**Set task**
Images appear in the records below; leave them out and repeat everything else exactly.

+ + +

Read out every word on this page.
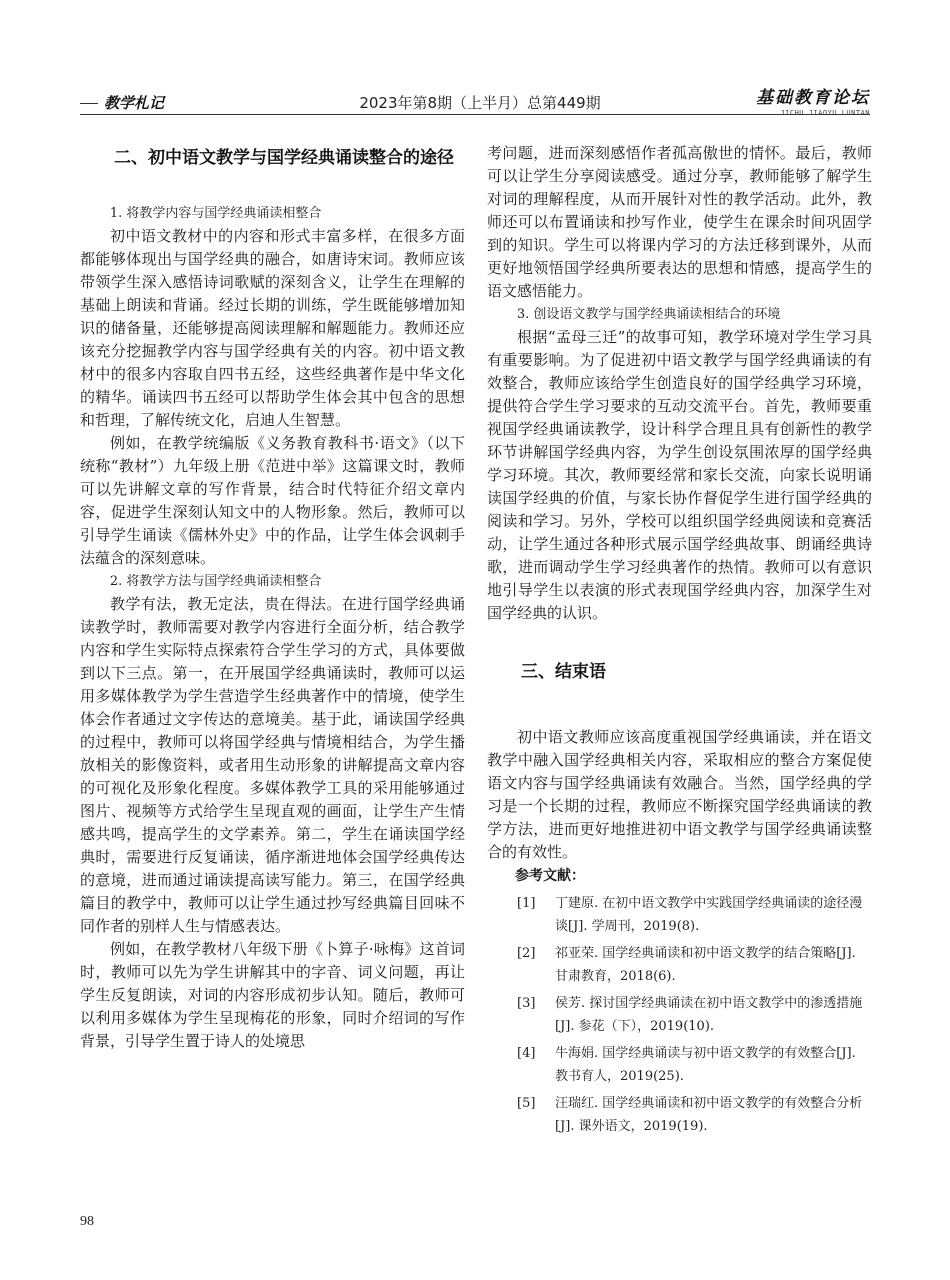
教学札记	2023年第8期（上半月）总第449期	基础教育论坛
JICHU JIAOYU LUNTAN
二、初中语文教学与国学经典诵读整合的途径

1. 将教学内容与国学经典诵读相整合

初中语文教材中的内容和形式丰富多样，在很多方面都能够体现出与国学经典的融合，如唐诗宋词。教师应该带领学生深入感悟诗词歌赋的深刻含义，让学生在理解的基础上朗读和背诵。经过长期的训练，学生既能够增加知识的储备量，还能够提高阅读理解和解题能力。教师还应该充分挖掘教学内容与国学经典有关的内容。初中语文教材中的很多内容取自四书五经，这些经典著作是中华文化的精华。诵读四书五经可以帮助学生体会其中包含的思想和哲理，了解传统文化，启迪人生智慧。

例如，在教学统编版《义务教育教科书·语文》（以下统称“教材”）九年级上册《范进中举》这篇课文时，教师可以先讲解文章的写作背景，结合时代特征介绍文章内容，促进学生深刻认知文中的人物形象。然后，教师可以引导学生诵读《儒林外史》中的作品，让学生体会讽刺手法蕴含的深刻意味。

2. 将教学方法与国学经典诵读相整合

教学有法，教无定法，贵在得法。在进行国学经典诵读教学时，教师需要对教学内容进行全面分析，结合教学内容和学生实际特点探索符合学生学习的方式，具体要做到以下三点。第一，在开展国学经典诵读时，教师可以运用多媒体教学为学生营造学生经典著作中的情境，使学生体会作者通过文字传达的意境美。基于此，诵读国学经典的过程中，教师可以将国学经典与情境相结合，为学生播放相关的影像资料，或者用生动形象的讲解提高文章内容的可视化及形象化程度。多媒体教学工具的采用能够通过图片、视频等方式给学生呈现直观的画面，让学生产生情感共鸣，提高学生的文学素养。第二，学生在诵读国学经典时，需要进行反复诵读，循序渐进地体会国学经典传达的意境，进而通过诵读提高读写能力。第三，在国学经典篇目的教学中，教师可以让学生通过抄写经典篇目回味不同作者的别样人生与情感表达。

例如，在教学教材八年级下册《卜算子·咏梅》这首词时，教师可以先为学生讲解其中的字音、词义问题，再让学生反复朗读，对词的内容形成初步认知。随后，教师可以利用多媒体为学生呈现梅花的形象，同时介绍词的写作背景，引导学生置于诗人的处境思

考问题，进而深刻感悟作者孤高傲世的情怀。最后，教师可以让学生分享阅读感受。通过分享，教师能够了解学生对词的理解程度，从而开展针对性的教学活动。此外，教师还可以布置诵读和抄写作业，使学生在课余时间巩固学到的知识。学生可以将课内学习的方法迁移到课外，从而更好地领悟国学经典所要表达的思想和情感，提高学生的语文感悟能力。

3. 创设语文教学与国学经典诵读相结合的环境

根据“孟母三迁”的故事可知，教学环境对学生学习具有重要影响。为了促进初中语文教学与国学经典诵读的有效整合，教师应该给学生创造良好的国学经典学习环境，提供符合学生学习要求的互动交流平台。首先，教师要重视国学经典诵读教学，设计科学合理且具有创新性的教学环节讲解国学经典内容，为学生创设氛围浓厚的国学经典学习环境。其次，教师要经常和家长交流，向家长说明诵读国学经典的价值，与家长协作督促学生进行国学经典的阅读和学习。另外，学校可以组织国学经典阅读和竞赛活动，让学生通过各种形式展示国学经典故事、朗诵经典诗歌，进而调动学生学习经典著作的热情。教师可以有意识地引导学生以表演的形式表现国学经典内容，加深学生对国学经典的认识。

三、结束语

初中语文教师应该高度重视国学经典诵读，并在语文教学中融入国学经典相关内容，采取相应的整合方案促使语文内容与国学经典诵读有效融合。当然，国学经典的学习是一个长期的过程，教师应不断探究国学经典诵读的教学方法，进而更好地推进初中语文教学与国学经典诵读整合的有效性。

参考文献：
[1] 丁建原. 在初中语文教学中实践国学经典诵读的途径漫谈[J]. 学周刊，2019(8).
[2] 祁亚荣. 国学经典诵读和初中语文教学的结合策略[J]. 甘肃教育，2018(6).
[3] 侯芳. 探讨国学经典诵读在初中语文教学中的渗透措施[J]. 参花（下），2019(10).
[4] 牛海娟. 国学经典诵读与初中语文教学的有效整合[J]. 教书育人，2019(25).
[5] 汪瑞红. 国学经典诵读和初中语文教学的有效整合分析[J]. 课外语文，2019(19).
98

+ + +

**Exercise answer**
Read out every word on this page.
教学札记	2023年第8期（上半月）总第449期	基础教育论坛
JICHU JIAOYU LUNTAN
二、初中语文教学与国学经典诵读整合的途径

1. 将教学内容与国学经典诵读相整合

初中语文教材中的内容和形式丰富多样，在很多方面都能够体现出与国学经典的融合，如唐诗宋词。教师应该带领学生深入感悟诗词歌赋的深刻含义，让学生在理解的基础上朗读和背诵。经过长期的训练，学生既能够增加知识的储备量，还能够提高阅读理解和解题能力。教师还应该充分挖掘教学内容与国学经典有关的内容。初中语文教材中的很多内容取自四书五经，这些经典著作是中华文化的精华。诵读四书五经可以帮助学生体会其中包含的思想和哲理，了解传统文化，启迪人生智慧。

例如，在教学统编版《义务教育教科书·语文》（以下统称“教材”）九年级上册《范进中举》这篇课文时，教师可以先讲解文章的写作背景，结合时代特征介绍文章内容，促进学生深刻认知文中的人物形象。然后，教师可以引导学生诵读《儒林外史》中的作品，让学生体会讽刺手法蕴含的深刻意味。

2. 将教学方法与国学经典诵读相整合

教学有法，教无定法，贵在得法。在进行国学经典诵读教学时，教师需要对教学内容进行全面分析，结合教学内容和学生实际特点探索符合学生学习的方式，具体要做到以下三点。第一，在开展国学经典诵读时，教师可以运用多媒体教学为学生营造学生经典著作中的情境，使学生体会作者通过文字传达的意境美。基于此，诵读国学经典的过程中，教师可以将国学经典与情境相结合，为学生播放相关的影像资料，或者用生动形象的讲解提高文章内容的可视化及形象化程度。多媒体教学工具的采用能够通过图片、视频等方式给学生呈现直观的画面，让学生产生情感共鸣，提高学生的文学素养。第二，学生在诵读国学经典时，需要进行反复诵读，循序渐进地体会国学经典传达的意境，进而通过诵读提高读写能力。第三，在国学经典篇目的教学中，教师可以让学生通过抄写经典篇目回味不同作者的别样人生与情感表达。

例如，在教学教材八年级下册《卜算子·咏梅》这首词时，教师可以先为学生讲解其中的字音、词义问题，再让学生反复朗读，对词的内容形成初步认知。随后，教师可以利用多媒体为学生呈现梅花的形象，同时介绍词的写作背景，引导学生置于诗人的处境思

考问题，进而深刻感悟作者孤高傲世的情怀。最后，教师可以让学生分享阅读感受。通过分享，教师能够了解学生对词的理解程度，从而开展针对性的教学活动。此外，教师还可以布置诵读和抄写作业，使学生在课余时间巩固学到的知识。学生可以将课内学习的方法迁移到课外，从而更好地领悟国学经典所要表达的思想和情感，提高学生的语文感悟能力。

3. 创设语文教学与国学经典诵读相结合的环境

根据“孟母三迁”的故事可知，教学环境对学生学习具有重要影响。为了促进初中语文教学与国学经典诵读的有效整合，教师应该给学生创造良好的国学经典学习环境，提供符合学生学习要求的互动交流平台。首先，教师要重视国学经典诵读教学，设计科学合理且具有创新性的教学环节讲解国学经典内容，为学生创设氛围浓厚的国学经典学习环境。其次，教师要经常和家长交流，向家长说明诵读国学经典的价值，与家长协作督促学生进行国学经典的阅读和学习。另外，学校可以组织国学经典阅读和竞赛活动，让学生通过各种形式展示国学经典故事、朗诵经典诗歌，进而调动学生学习经典著作的热情。教师可以有意识地引导学生以表演的形式表现国学经典内容，加深学生对国学经典的认识。

三、结束语

初中语文教师应该高度重视国学经典诵读，并在语文教学中融入国学经典相关内容，采取相应的整合方案促使语文内容与国学经典诵读有效融合。当然，国学经典的学习是一个长期的过程，教师应不断探究国学经典诵读的教学方法，进而更好地推进初中语文教学与国学经典诵读整合的有效性。

参考文献：
[1] 丁建原. 在初中语文教学中实践国学经典诵读的途径漫谈[J]. 学周刊，2019(8).
[2] 祁亚荣. 国学经典诵读和初中语文教学的结合策略[J]. 甘肃教育，2018(6).
[3] 侯芳. 探讨国学经典诵读在初中语文教学中的渗透措施[J]. 参花（下），2019(10).
[4] 牛海娟. 国学经典诵读与初中语文教学的有效整合[J]. 教书育人，2019(25).
[5] 汪瑞红. 国学经典诵读和初中语文教学的有效整合分析[J]. 课外语文，2019(19).
98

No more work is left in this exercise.